** Start **
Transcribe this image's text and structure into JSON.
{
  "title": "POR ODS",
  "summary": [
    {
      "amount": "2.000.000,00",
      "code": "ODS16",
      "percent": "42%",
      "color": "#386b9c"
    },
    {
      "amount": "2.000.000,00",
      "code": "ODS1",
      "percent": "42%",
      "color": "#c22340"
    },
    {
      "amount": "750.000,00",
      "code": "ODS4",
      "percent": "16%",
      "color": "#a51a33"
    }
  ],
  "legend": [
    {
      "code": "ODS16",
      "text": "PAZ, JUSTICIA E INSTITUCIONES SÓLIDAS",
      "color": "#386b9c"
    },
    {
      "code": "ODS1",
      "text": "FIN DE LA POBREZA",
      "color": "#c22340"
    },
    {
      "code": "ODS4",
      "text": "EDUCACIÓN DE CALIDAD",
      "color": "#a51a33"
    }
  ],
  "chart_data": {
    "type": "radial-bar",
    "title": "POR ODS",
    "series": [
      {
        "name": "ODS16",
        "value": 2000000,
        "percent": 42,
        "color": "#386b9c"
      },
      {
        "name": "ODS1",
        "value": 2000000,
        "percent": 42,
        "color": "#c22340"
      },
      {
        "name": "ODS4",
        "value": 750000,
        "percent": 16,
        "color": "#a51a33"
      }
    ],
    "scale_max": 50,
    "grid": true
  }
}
** End **
Given request:
Copy the data above in full, character for character.

Finished answer:
Transcribe this image's text and structure into JSON.
{
  "title": "POR ODS",
  "summary": [
    {
      "amount": "2.000.000,00",
      "code": "ODS16",
      "percent": "42%",
      "color": "#386b9c"
    },
    {
      "amount": "2.000.000,00",
      "code": "ODS1",
      "percent": "42%",
      "color": "#c22340"
    },
    {
      "amount": "750.000,00",
      "code": "ODS4",
      "percent": "16%",
      "color": "#a51a33"
    }
  ],
  "legend": [
    {
      "code": "ODS16",
      "text": "PAZ, JUSTICIA E INSTITUCIONES SÓLIDAS",
      "color": "#386b9c"
    },
    {
      "code": "ODS1",
      "text": "FIN DE LA POBREZA",
      "color": "#c22340"
    },
    {
      "code": "ODS4",
      "text": "EDUCACIÓN DE CALIDAD",
      "color": "#a51a33"
    }
  ],
  "chart_data": {
    "type": "radial-bar",
    "title": "POR ODS",
    "series": [
      {
        "name": "ODS16",
        "value": 2000000,
        "percent": 42,
        "color": "#386b9c"
      },
      {
        "name": "ODS1",
        "value": 2000000,
        "percent": 42,
        "color": "#c22340"
      },
      {
        "name": "ODS4",
        "value": 750000,
        "percent": 16,
        "color": "#a51a33"
      }
    ],
    "scale_max": 50,
    "grid": true
  }
}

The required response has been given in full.